■ What to produce ■
Repeat each record below exactly as given.

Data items
----------
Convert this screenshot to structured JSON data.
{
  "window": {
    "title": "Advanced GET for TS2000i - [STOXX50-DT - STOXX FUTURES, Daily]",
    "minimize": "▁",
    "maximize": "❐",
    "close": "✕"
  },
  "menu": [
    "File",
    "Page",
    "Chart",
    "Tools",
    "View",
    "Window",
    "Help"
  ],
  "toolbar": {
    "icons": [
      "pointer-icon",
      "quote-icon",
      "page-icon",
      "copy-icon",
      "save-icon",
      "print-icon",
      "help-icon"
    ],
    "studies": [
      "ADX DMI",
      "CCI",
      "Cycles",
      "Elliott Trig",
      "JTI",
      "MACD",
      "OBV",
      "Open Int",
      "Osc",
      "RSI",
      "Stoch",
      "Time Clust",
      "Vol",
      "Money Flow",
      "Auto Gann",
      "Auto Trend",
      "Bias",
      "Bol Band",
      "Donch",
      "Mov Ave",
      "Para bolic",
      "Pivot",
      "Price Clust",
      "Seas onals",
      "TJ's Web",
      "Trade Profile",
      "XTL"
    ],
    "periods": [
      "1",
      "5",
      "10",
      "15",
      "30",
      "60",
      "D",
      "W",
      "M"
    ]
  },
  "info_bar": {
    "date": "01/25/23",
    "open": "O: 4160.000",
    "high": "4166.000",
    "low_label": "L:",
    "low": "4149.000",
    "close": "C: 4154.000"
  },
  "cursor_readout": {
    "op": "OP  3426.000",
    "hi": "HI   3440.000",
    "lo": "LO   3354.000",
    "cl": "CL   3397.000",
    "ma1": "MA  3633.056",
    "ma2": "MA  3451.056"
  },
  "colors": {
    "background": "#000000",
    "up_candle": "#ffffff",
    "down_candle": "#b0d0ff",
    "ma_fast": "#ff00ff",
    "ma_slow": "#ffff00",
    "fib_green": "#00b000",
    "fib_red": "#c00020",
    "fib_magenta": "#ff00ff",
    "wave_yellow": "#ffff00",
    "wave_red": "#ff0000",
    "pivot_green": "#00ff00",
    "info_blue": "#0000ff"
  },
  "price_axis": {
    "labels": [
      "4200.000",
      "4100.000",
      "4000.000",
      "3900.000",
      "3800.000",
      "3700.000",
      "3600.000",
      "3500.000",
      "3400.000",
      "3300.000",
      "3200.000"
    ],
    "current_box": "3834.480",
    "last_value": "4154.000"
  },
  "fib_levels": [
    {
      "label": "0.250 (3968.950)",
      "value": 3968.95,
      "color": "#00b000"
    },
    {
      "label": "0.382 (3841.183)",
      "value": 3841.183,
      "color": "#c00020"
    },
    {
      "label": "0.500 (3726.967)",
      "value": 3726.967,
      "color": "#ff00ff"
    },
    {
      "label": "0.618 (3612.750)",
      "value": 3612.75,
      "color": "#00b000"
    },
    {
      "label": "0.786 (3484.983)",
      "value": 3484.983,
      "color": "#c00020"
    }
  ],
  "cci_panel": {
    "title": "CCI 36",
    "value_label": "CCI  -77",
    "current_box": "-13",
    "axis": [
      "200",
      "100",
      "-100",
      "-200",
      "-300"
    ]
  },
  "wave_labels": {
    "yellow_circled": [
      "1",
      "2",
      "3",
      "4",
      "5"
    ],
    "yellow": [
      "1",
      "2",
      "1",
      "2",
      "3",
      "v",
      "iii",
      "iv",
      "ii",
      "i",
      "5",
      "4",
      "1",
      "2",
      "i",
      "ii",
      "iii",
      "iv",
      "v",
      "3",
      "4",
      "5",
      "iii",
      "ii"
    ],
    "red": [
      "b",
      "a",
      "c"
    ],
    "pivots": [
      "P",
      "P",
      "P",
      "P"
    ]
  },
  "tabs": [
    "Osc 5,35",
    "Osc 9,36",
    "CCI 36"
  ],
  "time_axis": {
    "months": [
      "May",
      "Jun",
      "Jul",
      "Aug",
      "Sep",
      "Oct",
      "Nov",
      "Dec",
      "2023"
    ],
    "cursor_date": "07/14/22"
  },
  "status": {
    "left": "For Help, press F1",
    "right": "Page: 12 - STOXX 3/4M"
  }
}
----------
■ Answer to this task ■
Convert this screenshot to structured JSON data.
{
  "window": {
    "title": "Advanced GET for TS2000i - [STOXX50-DT - STOXX FUTURES, Daily]",
    "minimize": "▁",
    "maximize": "❐",
    "close": "✕"
  },
  "menu": [
    "File",
    "Page",
    "Chart",
    "Tools",
    "View",
    "Window",
    "Help"
  ],
  "toolbar": {
    "icons": [
      "pointer-icon",
      "quote-icon",
      "page-icon",
      "copy-icon",
      "save-icon",
      "print-icon",
      "help-icon"
    ],
    "studies": [
      "ADX DMI",
      "CCI",
      "Cycles",
      "Elliott Trig",
      "JTI",
      "MACD",
      "OBV",
      "Open Int",
      "Osc",
      "RSI",
      "Stoch",
      "Time Clust",
      "Vol",
      "Money Flow",
      "Auto Gann",
      "Auto Trend",
      "Bias",
      "Bol Band",
      "Donch",
      "Mov Ave",
      "Para bolic",
      "Pivot",
      "Price Clust",
      "Seas onals",
      "TJ's Web",
      "Trade Profile",
      "XTL"
    ],
    "periods": [
      "1",
      "5",
      "10",
      "15",
      "30",
      "60",
      "D",
      "W",
      "M"
    ]
  },
  "info_bar": {
    "date": "01/25/23",
    "open": "O: 4160.000",
    "high": "4166.000",
    "low_label": "L:",
    "low": "4149.000",
    "close": "C: 4154.000"
  },
  "cursor_readout": {
    "op": "OP  3426.000",
    "hi": "HI   3440.000",
    "lo": "LO   3354.000",
    "cl": "CL   3397.000",
    "ma1": "MA  3633.056",
    "ma2": "MA  3451.056"
  },
  "colors": {
    "background": "#000000",
    "up_candle": "#ffffff",
    "down_candle": "#b0d0ff",
    "ma_fast": "#ff00ff",
    "ma_slow": "#ffff00",
    "fib_green": "#00b000",
    "fib_red": "#c00020",
    "fib_magenta": "#ff00ff",
    "wave_yellow": "#ffff00",
    "wave_red": "#ff0000",
    "pivot_green": "#00ff00",
    "info_blue": "#0000ff"
  },
  "price_axis": {
    "labels": [
      "4200.000",
      "4100.000",
      "4000.000",
      "3900.000",
      "3800.000",
      "3700.000",
      "3600.000",
      "3500.000",
      "3400.000",
      "3300.000",
      "3200.000"
    ],
    "current_box": "3834.480",
    "last_value": "4154.000"
  },
  "fib_levels": [
    {
      "label": "0.250 (3968.950)",
      "value": 3968.95,
      "color": "#00b000"
    },
    {
      "label": "0.382 (3841.183)",
      "value": 3841.183,
      "color": "#c00020"
    },
    {
      "label": "0.500 (3726.967)",
      "value": 3726.967,
      "color": "#ff00ff"
    },
    {
      "label": "0.618 (3612.750)",
      "value": 3612.75,
      "color": "#00b000"
    },
    {
      "label": "0.786 (3484.983)",
      "value": 3484.983,
      "color": "#c00020"
    }
  ],
  "cci_panel": {
    "title": "CCI 36",
    "value_label": "CCI  -77",
    "current_box": "-13",
    "axis": [
      "200",
      "100",
      "-100",
      "-200",
      "-300"
    ]
  },
  "wave_labels": {
    "yellow_circled": [
      "1",
      "2",
      "3",
      "4",
      "5"
    ],
    "yellow": [
      "1",
      "2",
      "1",
      "2",
      "3",
      "v",
      "iii",
      "iv",
      "ii",
      "i",
      "5",
      "4",
      "1",
      "2",
      "i",
      "ii",
      "iii",
      "iv",
      "v",
      "3",
      "4",
      "5",
      "iii",
      "ii"
    ],
    "red": [
      "b",
      "a",
      "c"
    ],
    "pivots": [
      "P",
      "P",
      "P",
      "P"
    ]
  },
  "tabs": [
    "Osc 5,35",
    "Osc 9,36",
    "CCI 36"
  ],
  "time_axis": {
    "months": [
      "May",
      "Jun",
      "Jul",
      "Aug",
      "Sep",
      "Oct",
      "Nov",
      "Dec",
      "2023"
    ],
    "cursor_date": "07/14/22"
  },
  "status": {
    "left": "For Help, press F1",
    "right": "Page: 12 - STOXX 3/4M"
  }
}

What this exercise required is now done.